- Your goal:
Retype the data below without altering anything.

(Dataset excerpts)
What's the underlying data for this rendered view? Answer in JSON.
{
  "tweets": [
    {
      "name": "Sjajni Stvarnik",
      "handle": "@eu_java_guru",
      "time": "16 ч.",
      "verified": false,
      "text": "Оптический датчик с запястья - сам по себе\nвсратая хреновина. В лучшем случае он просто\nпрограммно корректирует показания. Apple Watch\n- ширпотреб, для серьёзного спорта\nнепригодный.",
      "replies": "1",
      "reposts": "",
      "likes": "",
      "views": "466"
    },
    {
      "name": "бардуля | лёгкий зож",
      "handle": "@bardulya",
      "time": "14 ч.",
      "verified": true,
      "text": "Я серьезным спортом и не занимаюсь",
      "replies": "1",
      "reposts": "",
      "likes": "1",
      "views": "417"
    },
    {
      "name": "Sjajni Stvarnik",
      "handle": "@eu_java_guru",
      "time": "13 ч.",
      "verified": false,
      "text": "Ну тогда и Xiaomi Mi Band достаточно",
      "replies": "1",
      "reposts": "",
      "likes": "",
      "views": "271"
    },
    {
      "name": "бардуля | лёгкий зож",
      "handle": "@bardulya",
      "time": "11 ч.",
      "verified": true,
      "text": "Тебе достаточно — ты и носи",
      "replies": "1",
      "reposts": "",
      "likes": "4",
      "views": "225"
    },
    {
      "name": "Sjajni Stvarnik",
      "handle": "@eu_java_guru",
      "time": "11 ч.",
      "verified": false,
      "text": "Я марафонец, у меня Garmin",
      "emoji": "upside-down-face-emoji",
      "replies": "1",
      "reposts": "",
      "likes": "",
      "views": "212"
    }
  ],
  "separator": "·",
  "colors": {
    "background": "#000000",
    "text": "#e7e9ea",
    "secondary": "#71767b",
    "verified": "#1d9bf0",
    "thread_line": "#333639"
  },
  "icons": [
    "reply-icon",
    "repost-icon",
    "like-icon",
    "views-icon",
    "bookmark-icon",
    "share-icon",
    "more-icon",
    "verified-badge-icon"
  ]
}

- Task solution:
What's the underlying data for this rendered view? Answer in JSON.
{
  "tweets": [
    {
      "name": "Sjajni Stvarnik",
      "handle": "@eu_java_guru",
      "time": "16 ч.",
      "verified": false,
      "text": "Оптический датчик с запястья - сам по себе\nвсратая хреновина. В лучшем случае он просто\nпрограммно корректирует показания. Apple Watch\n- ширпотреб, для серьёзного спорта\nнепригодный.",
      "replies": "1",
      "reposts": "",
      "likes": "",
      "views": "466"
    },
    {
      "name": "бардуля | лёгкий зож",
      "handle": "@bardulya",
      "time": "14 ч.",
      "verified": true,
      "text": "Я серьезным спортом и не занимаюсь",
      "replies": "1",
      "reposts": "",
      "likes": "1",
      "views": "417"
    },
    {
      "name": "Sjajni Stvarnik",
      "handle": "@eu_java_guru",
      "time": "13 ч.",
      "verified": false,
      "text": "Ну тогда и Xiaomi Mi Band достаточно",
      "replies": "1",
      "reposts": "",
      "likes": "",
      "views": "271"
    },
    {
      "name": "бардуля | лёгкий зож",
      "handle": "@bardulya",
      "time": "11 ч.",
      "verified": true,
      "text": "Тебе достаточно — ты и носи",
      "replies": "1",
      "reposts": "",
      "likes": "4",
      "views": "225"
    },
    {
      "name": "Sjajni Stvarnik",
      "handle": "@eu_java_guru",
      "time": "11 ч.",
      "verified": false,
      "text": "Я марафонец, у меня Garmin",
      "emoji": "upside-down-face-emoji",
      "replies": "1",
      "reposts": "",
      "likes": "",
      "views": "212"
    }
  ],
  "separator": "·",
  "colors": {
    "background": "#000000",
    "text": "#e7e9ea",
    "secondary": "#71767b",
    "verified": "#1d9bf0",
    "thread_line": "#333639"
  },
  "icons": [
    "reply-icon",
    "repost-icon",
    "like-icon",
    "views-icon",
    "bookmark-icon",
    "share-icon",
    "more-icon",
    "verified-badge-icon"
  ]
}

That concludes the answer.